## Short exercise
Write out the listing below exactly, and omit any images you find in it.

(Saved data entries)
* * * * *

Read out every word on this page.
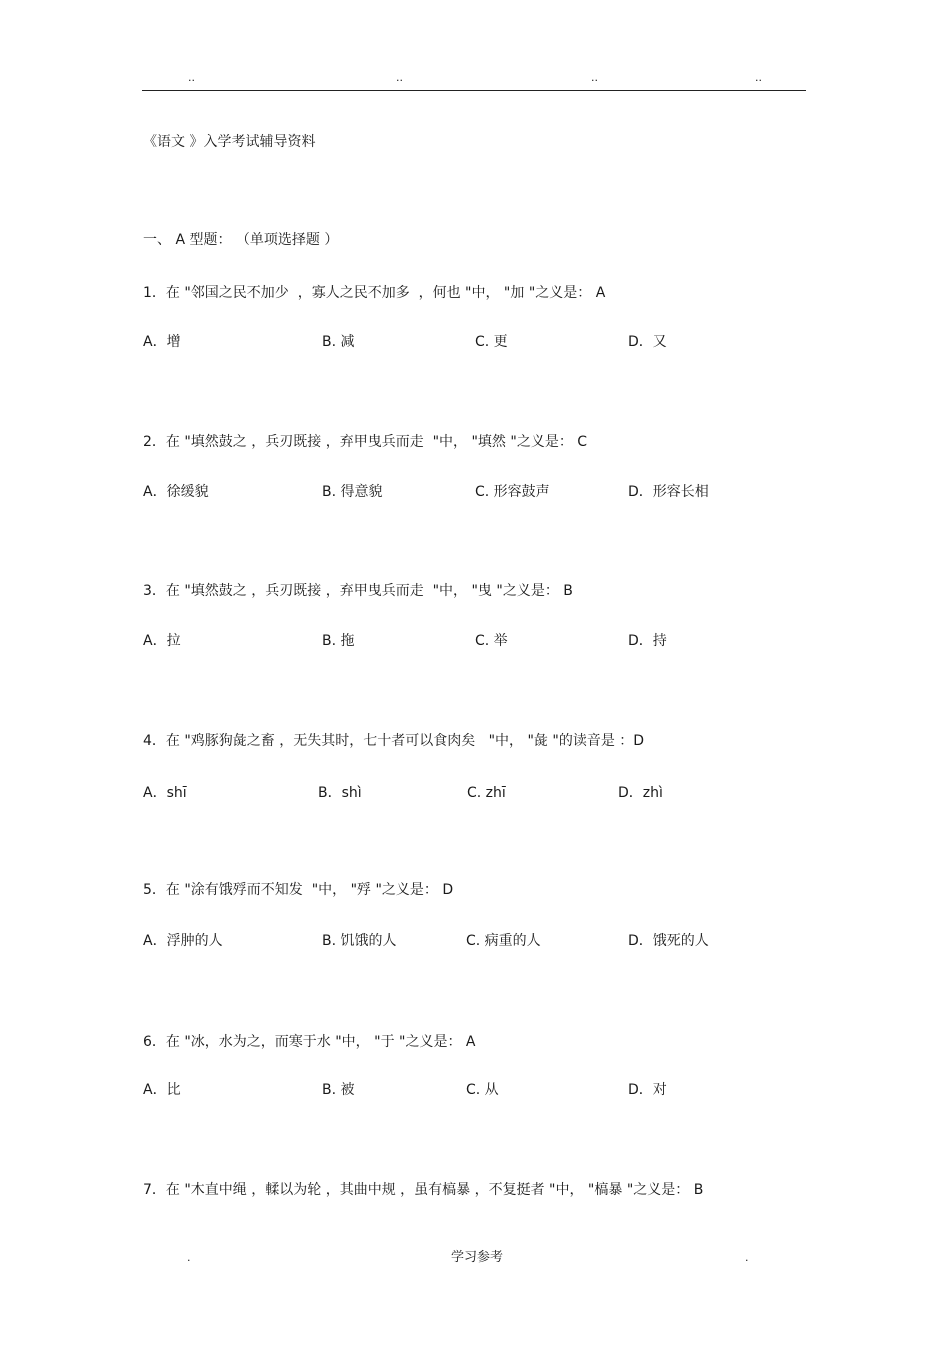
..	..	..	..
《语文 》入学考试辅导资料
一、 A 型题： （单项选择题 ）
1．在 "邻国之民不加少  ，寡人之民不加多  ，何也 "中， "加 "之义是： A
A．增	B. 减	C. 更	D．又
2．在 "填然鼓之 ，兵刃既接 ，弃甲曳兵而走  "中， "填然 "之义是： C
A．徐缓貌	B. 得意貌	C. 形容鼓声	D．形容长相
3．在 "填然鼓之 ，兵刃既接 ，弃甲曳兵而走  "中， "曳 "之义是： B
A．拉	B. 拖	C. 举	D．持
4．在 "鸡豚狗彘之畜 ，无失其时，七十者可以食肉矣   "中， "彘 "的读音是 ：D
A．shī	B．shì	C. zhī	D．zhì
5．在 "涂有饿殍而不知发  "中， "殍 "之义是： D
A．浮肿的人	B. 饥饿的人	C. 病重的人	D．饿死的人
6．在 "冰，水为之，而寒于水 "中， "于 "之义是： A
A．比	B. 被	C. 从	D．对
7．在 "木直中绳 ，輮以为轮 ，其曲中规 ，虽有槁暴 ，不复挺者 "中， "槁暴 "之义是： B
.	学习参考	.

* * * * *

## Result for this task
Read out every word on this page.
..	..	..	..
《语文 》入学考试辅导资料
一、 A 型题： （单项选择题 ）
1．在 "邻国之民不加少  ，寡人之民不加多  ，何也 "中， "加 "之义是： A
A．增	B. 减	C. 更	D．又
2．在 "填然鼓之 ，兵刃既接 ，弃甲曳兵而走  "中， "填然 "之义是： C
A．徐缓貌	B. 得意貌	C. 形容鼓声	D．形容长相
3．在 "填然鼓之 ，兵刃既接 ，弃甲曳兵而走  "中， "曳 "之义是： B
A．拉	B. 拖	C. 举	D．持
4．在 "鸡豚狗彘之畜 ，无失其时，七十者可以食肉矣   "中， "彘 "的读音是 ：D
A．shī	B．shì	C. zhī	D．zhì
5．在 "涂有饿殍而不知发  "中， "殍 "之义是： D
A．浮肿的人	B. 饥饿的人	C. 病重的人	D．饿死的人
6．在 "冰，水为之，而寒于水 "中， "于 "之义是： A
A．比	B. 被	C. 从	D．对
7．在 "木直中绳 ，輮以为轮 ，其曲中规 ，虽有槁暴 ，不复挺者 "中， "槁暴 "之义是： B
.	学习参考	.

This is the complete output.